» Entries
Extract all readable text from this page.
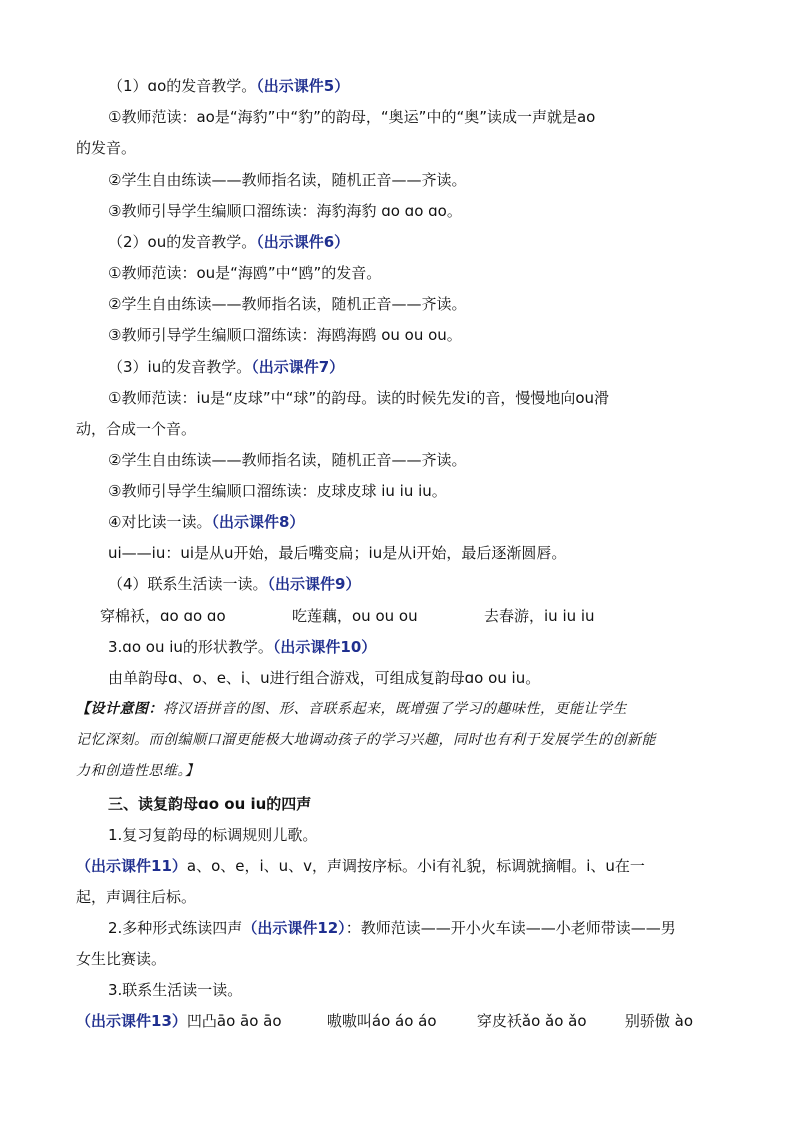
（1）ɑo的发音教学。（出示课件5）
①教师范读：ao是“海豹”中“豹”的韵母，“奥运”中的“奥”读成一声就是ao
的发音。
②学生自由练读——教师指名读，随机正音——齐读。
③教师引导学生编顺口溜练读：海豹海豹 ɑo ɑo ɑo。
（2）ou的发音教学。（出示课件6）
①教师范读：ou是“海鸥”中“鸥”的发音。
②学生自由练读——教师指名读，随机正音——齐读。
③教师引导学生编顺口溜练读：海鸥海鸥 ou ou ou。
（3）iu的发音教学。（出示课件7）
①教师范读：iu是“皮球”中“球”的韵母。读的时候先发i的音，慢慢地向ou滑
动，合成一个音。
②学生自由练读——教师指名读，随机正音——齐读。
③教师引导学生编顺口溜练读：皮球皮球 iu iu iu。
④对比读一读。（出示课件8）
ui——iu：ui是从u开始，最后嘴变扁；iu是从i开始，最后逐渐圆唇。
（4）联系生活读一读。（出示课件9）
穿棉袄，ɑo ɑo ɑo	吃莲藕，ou ou ou	去春游，iu iu iu
3.ɑo ou iu的形状教学。（出示课件10）
由单韵母ɑ、o、e、i、u进行组合游戏，可组成复韵母ɑo ou iu。
【设计意图：将汉语拼音的图、形、音联系起来，既增强了学习的趣味性，更能让学生
记忆深刻。而创编顺口溜更能极大地调动孩子的学习兴趣，同时也有利于发展学生的创新能
力和创造性思维。】
三、读复韵母ɑo ou iu的四声
1.复习复韵母的标调规则儿歌。
（出示课件11）a、o、e，i、u、v，声调按序标。小i有礼貌，标调就摘帽。i、u在一
起，声调往后标。
2.多种形式练读四声（出示课件12）：教师范读——开小火车读——小老师带读——男
女生比赛读。
3.联系生活读一读。
（出示课件13）凹凸āo āo āo	嗷嗷叫áo áo áo	穿皮袄ǎo ǎo ǎo	别骄傲 ào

» What is asked
List each line in the listing that contains the string "①教师范读".

» Reply to the exercise
①教师范读：ao是“海豹”中“豹”的韵母，“奥运”中的“奥”读成一声就是ao
①教师范读：ou是“海鸥”中“鸥”的发音。
①教师范读：iu是“皮球”中“球”的韵母。读的时候先发i的音，慢慢地向ou滑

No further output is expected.